PROBLEM DESCRIPTION -> Every record below is to be retyped exactly.

SUPPLIED DATA ->

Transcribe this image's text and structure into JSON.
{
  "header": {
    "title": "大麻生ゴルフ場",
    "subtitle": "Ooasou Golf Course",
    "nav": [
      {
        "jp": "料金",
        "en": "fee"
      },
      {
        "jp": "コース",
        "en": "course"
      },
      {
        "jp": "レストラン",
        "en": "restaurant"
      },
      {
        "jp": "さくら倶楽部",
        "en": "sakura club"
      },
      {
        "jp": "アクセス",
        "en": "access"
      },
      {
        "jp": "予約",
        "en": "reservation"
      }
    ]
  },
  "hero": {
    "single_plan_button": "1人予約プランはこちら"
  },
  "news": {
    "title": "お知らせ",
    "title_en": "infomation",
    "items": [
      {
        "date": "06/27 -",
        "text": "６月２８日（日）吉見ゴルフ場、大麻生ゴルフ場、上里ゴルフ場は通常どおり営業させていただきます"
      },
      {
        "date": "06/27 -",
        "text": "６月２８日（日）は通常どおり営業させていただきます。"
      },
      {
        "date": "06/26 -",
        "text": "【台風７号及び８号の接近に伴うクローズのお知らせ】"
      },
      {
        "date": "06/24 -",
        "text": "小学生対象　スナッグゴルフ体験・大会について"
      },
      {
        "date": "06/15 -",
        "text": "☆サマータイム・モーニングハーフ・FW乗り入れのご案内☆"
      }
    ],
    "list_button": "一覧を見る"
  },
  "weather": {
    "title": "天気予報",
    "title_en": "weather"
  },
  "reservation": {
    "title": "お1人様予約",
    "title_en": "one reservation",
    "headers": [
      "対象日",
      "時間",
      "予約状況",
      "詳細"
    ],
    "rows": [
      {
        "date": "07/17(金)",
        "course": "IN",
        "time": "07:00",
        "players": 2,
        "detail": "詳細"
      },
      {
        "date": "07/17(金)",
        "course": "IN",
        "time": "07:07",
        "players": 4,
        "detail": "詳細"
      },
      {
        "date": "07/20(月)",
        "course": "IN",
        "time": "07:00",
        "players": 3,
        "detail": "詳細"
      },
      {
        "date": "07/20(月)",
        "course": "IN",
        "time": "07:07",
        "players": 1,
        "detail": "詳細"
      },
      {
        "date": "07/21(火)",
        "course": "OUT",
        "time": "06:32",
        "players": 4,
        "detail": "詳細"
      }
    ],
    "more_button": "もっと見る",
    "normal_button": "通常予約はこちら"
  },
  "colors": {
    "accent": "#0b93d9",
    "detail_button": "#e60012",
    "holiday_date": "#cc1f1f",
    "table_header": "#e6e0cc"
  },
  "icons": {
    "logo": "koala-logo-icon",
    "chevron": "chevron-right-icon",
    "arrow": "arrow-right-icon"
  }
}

COMPLETED TASK ->
Transcribe this image's text and structure into JSON.
{
  "header": {
    "title": "大麻生ゴルフ場",
    "subtitle": "Ooasou Golf Course",
    "nav": [
      {
        "jp": "料金",
        "en": "fee"
      },
      {
        "jp": "コース",
        "en": "course"
      },
      {
        "jp": "レストラン",
        "en": "restaurant"
      },
      {
        "jp": "さくら倶楽部",
        "en": "sakura club"
      },
      {
        "jp": "アクセス",
        "en": "access"
      },
      {
        "jp": "予約",
        "en": "reservation"
      }
    ]
  },
  "hero": {
    "single_plan_button": "1人予約プランはこちら"
  },
  "news": {
    "title": "お知らせ",
    "title_en": "infomation",
    "items": [
      {
        "date": "06/27 -",
        "text": "６月２８日（日）吉見ゴルフ場、大麻生ゴルフ場、上里ゴルフ場は通常どおり営業させていただきます"
      },
      {
        "date": "06/27 -",
        "text": "６月２８日（日）は通常どおり営業させていただきます。"
      },
      {
        "date": "06/26 -",
        "text": "【台風７号及び８号の接近に伴うクローズのお知らせ】"
      },
      {
        "date": "06/24 -",
        "text": "小学生対象　スナッグゴルフ体験・大会について"
      },
      {
        "date": "06/15 -",
        "text": "☆サマータイム・モーニングハーフ・FW乗り入れのご案内☆"
      }
    ],
    "list_button": "一覧を見る"
  },
  "weather": {
    "title": "天気予報",
    "title_en": "weather"
  },
  "reservation": {
    "title": "お1人様予約",
    "title_en": "one reservation",
    "headers": [
      "対象日",
      "時間",
      "予約状況",
      "詳細"
    ],
    "rows": [
      {
        "date": "07/17(金)",
        "course": "IN",
        "time": "07:00",
        "players": 2,
        "detail": "詳細"
      },
      {
        "date": "07/17(金)",
        "course": "IN",
        "time": "07:07",
        "players": 4,
        "detail": "詳細"
      },
      {
        "date": "07/20(月)",
        "course": "IN",
        "time": "07:00",
        "players": 3,
        "detail": "詳細"
      },
      {
        "date": "07/20(月)",
        "course": "IN",
        "time": "07:07",
        "players": 1,
        "detail": "詳細"
      },
      {
        "date": "07/21(火)",
        "course": "OUT",
        "time": "06:32",
        "players": 4,
        "detail": "詳細"
      }
    ],
    "more_button": "もっと見る",
    "normal_button": "通常予約はこちら"
  },
  "colors": {
    "accent": "#0b93d9",
    "detail_button": "#e60012",
    "holiday_date": "#cc1f1f",
    "table_header": "#e6e0cc"
  },
  "icons": {
    "logo": "koala-logo-icon",
    "chevron": "chevron-right-icon",
    "arrow": "arrow-right-icon"
  }
}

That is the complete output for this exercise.